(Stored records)
=====

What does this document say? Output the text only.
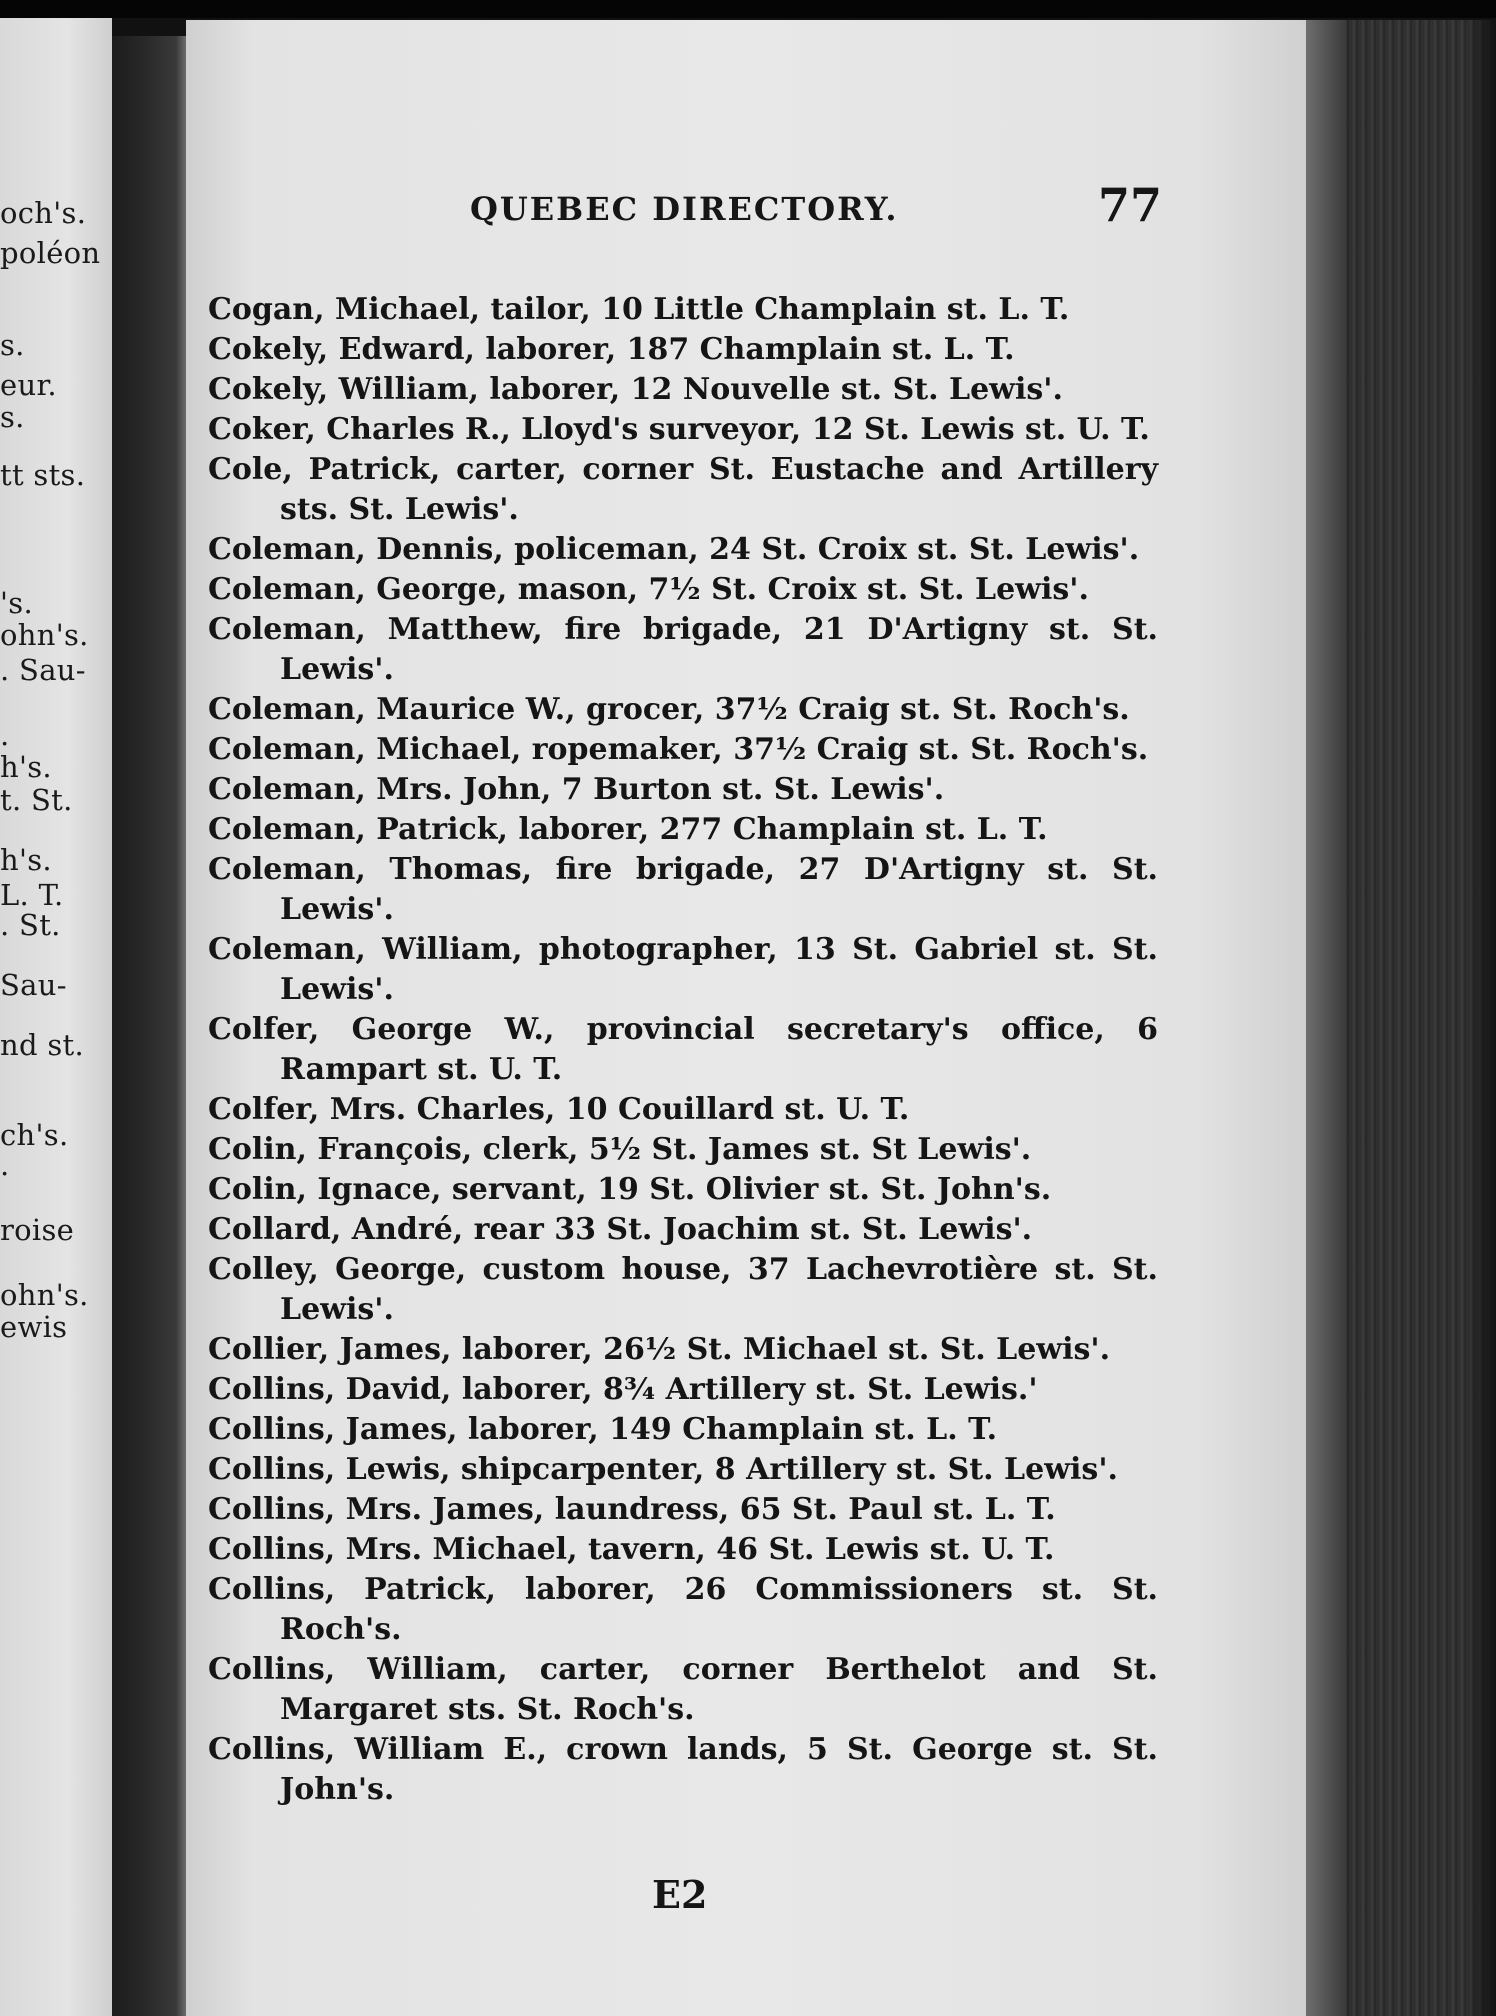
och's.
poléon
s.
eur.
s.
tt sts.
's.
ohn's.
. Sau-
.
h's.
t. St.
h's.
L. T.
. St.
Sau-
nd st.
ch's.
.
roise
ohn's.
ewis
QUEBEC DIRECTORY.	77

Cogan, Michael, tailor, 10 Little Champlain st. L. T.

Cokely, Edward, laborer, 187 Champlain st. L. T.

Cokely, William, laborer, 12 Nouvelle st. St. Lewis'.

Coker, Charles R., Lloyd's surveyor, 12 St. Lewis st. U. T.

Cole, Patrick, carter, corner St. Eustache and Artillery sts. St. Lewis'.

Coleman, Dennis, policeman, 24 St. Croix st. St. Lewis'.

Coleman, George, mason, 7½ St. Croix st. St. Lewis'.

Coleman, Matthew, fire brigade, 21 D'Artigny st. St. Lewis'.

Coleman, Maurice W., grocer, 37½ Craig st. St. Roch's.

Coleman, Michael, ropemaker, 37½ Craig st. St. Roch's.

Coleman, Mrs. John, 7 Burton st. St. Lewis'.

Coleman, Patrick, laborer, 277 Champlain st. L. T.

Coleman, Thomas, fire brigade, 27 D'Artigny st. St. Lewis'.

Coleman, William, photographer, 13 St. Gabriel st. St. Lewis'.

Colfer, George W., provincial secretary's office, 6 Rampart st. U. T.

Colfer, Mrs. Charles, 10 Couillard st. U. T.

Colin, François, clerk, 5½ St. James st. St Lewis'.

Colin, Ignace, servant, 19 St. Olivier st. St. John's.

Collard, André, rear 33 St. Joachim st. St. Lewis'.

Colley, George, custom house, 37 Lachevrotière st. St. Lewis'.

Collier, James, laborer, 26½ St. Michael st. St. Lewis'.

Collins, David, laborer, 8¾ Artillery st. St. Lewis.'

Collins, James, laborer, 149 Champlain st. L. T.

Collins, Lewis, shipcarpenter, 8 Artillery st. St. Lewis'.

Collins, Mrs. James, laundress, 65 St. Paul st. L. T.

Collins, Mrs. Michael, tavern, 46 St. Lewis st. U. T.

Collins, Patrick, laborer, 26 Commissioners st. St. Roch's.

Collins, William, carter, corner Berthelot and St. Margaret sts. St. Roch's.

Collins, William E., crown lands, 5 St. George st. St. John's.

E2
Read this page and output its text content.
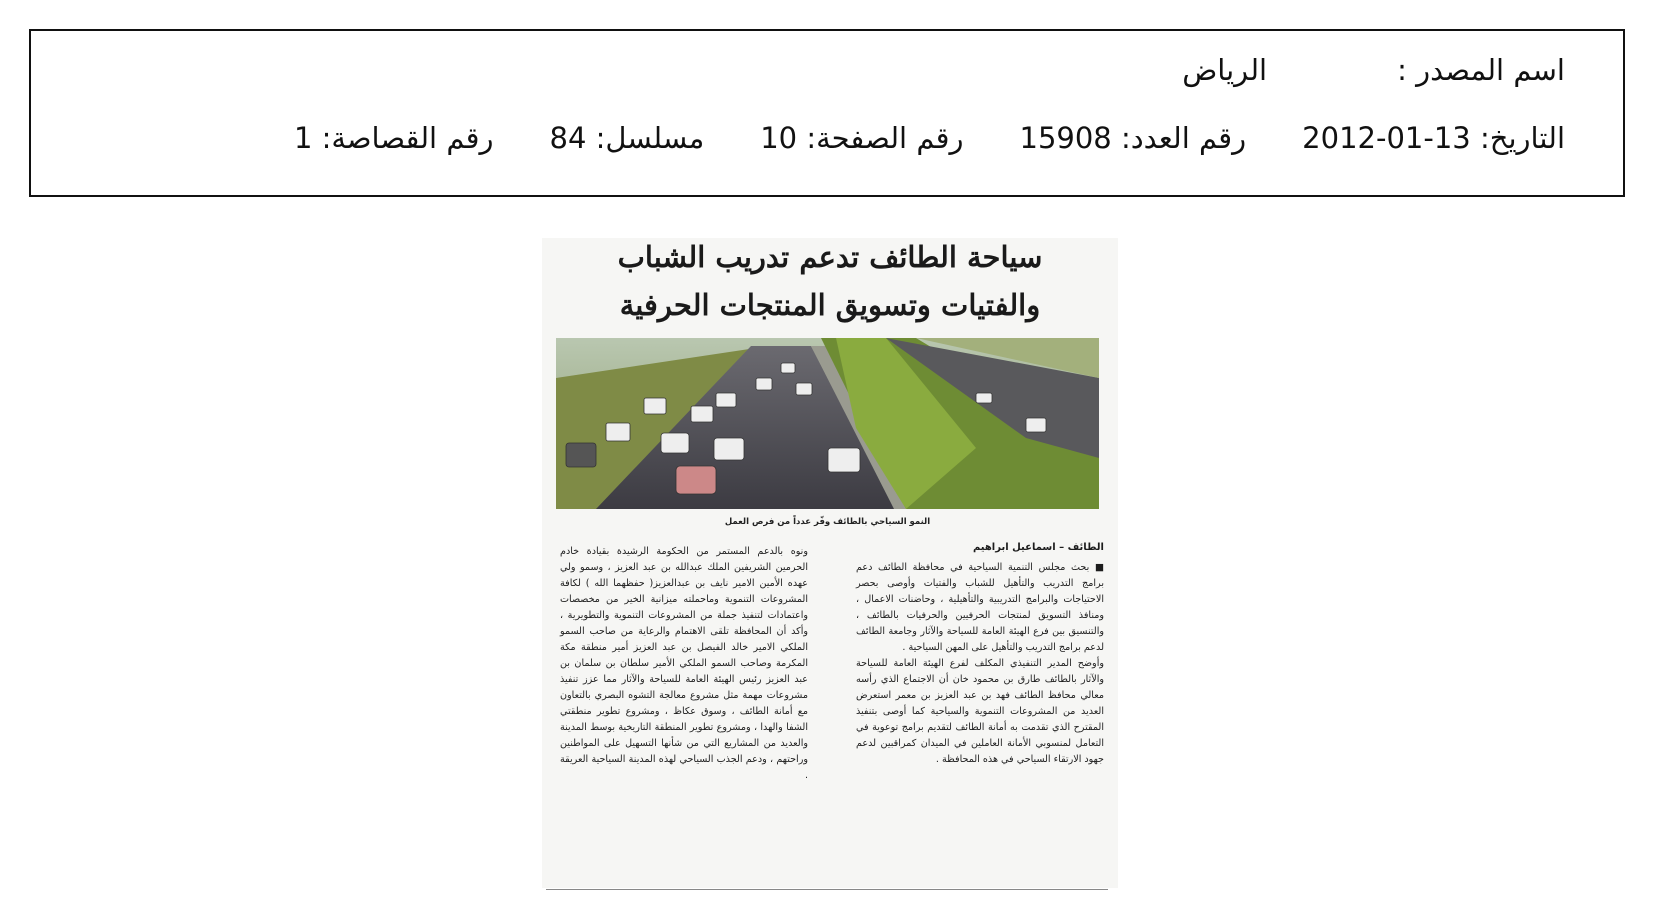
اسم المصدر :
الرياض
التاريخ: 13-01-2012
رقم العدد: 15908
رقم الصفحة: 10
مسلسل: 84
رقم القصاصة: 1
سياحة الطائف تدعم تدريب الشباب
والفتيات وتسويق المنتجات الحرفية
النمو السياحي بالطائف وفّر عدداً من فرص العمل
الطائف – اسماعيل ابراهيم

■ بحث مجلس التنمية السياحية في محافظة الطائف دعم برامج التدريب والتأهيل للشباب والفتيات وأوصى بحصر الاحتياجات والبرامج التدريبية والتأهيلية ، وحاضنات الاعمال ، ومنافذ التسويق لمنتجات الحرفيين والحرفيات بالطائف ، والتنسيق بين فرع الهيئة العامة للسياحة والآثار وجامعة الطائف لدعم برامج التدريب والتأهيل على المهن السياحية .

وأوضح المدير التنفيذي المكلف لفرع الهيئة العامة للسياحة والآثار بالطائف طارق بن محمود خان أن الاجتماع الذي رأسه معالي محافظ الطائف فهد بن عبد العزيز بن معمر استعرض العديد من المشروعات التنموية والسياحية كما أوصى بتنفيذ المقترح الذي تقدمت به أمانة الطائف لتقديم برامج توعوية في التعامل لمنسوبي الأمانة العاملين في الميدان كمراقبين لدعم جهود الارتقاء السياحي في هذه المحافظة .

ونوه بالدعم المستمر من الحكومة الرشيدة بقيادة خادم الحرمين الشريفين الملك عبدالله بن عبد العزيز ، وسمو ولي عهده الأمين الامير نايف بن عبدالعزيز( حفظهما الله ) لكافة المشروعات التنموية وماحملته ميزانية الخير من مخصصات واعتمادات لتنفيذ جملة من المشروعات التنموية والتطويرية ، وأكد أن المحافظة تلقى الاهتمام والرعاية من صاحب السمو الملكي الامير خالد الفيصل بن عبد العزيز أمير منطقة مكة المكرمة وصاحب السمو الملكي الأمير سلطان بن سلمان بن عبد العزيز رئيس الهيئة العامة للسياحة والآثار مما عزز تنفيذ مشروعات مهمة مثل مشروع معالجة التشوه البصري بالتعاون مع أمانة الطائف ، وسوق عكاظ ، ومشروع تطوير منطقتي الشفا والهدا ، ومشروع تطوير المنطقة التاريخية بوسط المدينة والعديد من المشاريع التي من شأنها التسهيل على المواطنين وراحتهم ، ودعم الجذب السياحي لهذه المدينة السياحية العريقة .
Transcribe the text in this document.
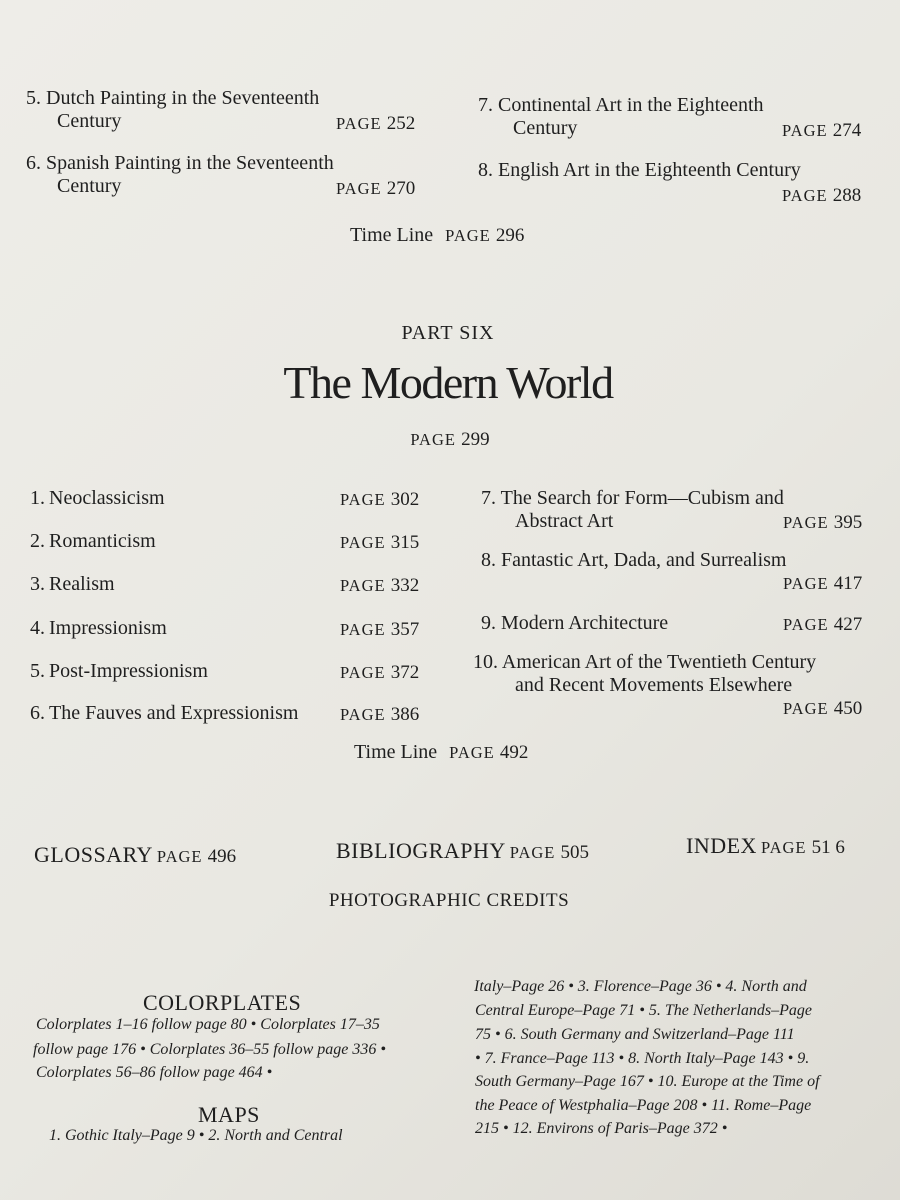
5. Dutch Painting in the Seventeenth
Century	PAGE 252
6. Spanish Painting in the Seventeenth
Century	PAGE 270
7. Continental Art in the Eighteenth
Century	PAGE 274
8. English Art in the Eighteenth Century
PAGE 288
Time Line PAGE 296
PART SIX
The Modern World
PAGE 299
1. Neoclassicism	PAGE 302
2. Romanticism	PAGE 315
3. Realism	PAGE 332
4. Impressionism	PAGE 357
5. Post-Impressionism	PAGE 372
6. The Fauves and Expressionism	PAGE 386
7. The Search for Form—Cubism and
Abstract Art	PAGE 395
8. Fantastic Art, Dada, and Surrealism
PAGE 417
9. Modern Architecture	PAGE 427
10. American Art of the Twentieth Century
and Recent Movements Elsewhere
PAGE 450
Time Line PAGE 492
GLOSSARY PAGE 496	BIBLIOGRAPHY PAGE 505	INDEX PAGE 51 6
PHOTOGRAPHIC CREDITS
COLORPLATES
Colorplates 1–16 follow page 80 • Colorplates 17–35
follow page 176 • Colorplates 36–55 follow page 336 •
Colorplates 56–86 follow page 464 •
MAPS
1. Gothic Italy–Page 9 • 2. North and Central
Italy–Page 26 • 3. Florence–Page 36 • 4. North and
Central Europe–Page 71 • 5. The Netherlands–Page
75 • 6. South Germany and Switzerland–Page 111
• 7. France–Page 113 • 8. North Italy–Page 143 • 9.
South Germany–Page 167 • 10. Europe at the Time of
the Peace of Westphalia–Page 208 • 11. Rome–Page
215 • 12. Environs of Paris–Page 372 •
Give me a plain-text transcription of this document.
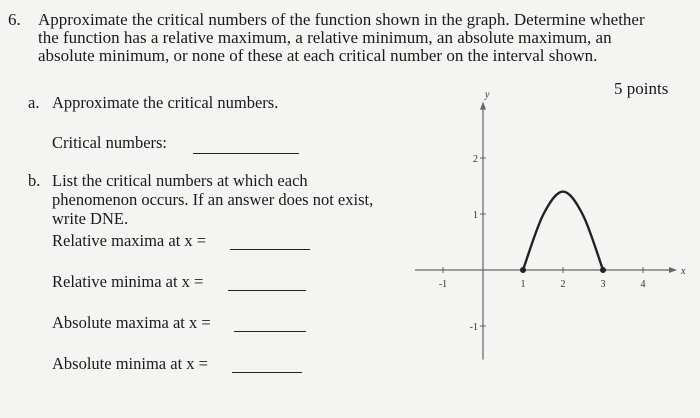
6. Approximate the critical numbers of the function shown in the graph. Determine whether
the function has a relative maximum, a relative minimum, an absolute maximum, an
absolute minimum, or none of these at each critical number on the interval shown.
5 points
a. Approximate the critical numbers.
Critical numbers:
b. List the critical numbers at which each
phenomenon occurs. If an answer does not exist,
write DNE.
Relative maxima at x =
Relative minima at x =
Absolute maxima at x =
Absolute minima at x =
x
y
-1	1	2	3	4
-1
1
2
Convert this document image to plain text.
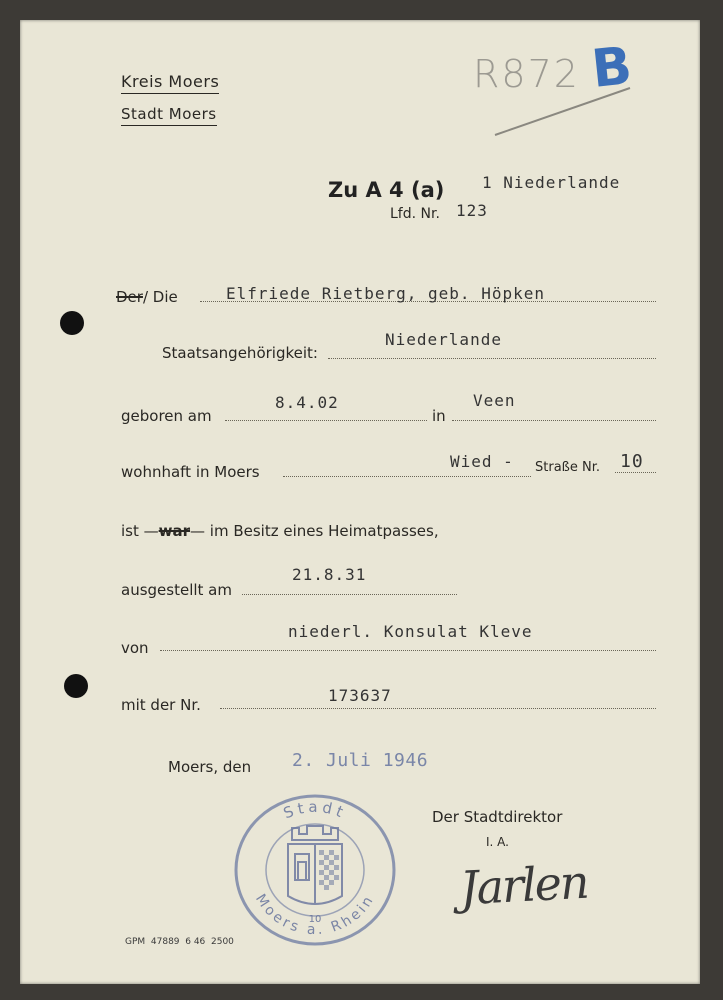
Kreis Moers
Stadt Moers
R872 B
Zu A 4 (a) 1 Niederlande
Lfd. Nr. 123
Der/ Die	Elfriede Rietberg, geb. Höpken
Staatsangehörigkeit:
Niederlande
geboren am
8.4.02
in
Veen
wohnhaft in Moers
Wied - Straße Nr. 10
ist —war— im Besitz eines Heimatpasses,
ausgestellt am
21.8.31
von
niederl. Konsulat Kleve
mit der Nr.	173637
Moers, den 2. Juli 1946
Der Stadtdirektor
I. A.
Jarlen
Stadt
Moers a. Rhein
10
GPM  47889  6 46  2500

=====

Search the records above for "Artillery". Copy each line where it is found.

Correct response:
Cole, Patrick, carter, corner St. Eustache and Artillery sts. St. Lewis'.
Collins, David, laborer, 8¾ Artillery st. St. Lewis.'
Collins, Lewis, shipcarpenter, 8 Artillery st. St. Lewis'.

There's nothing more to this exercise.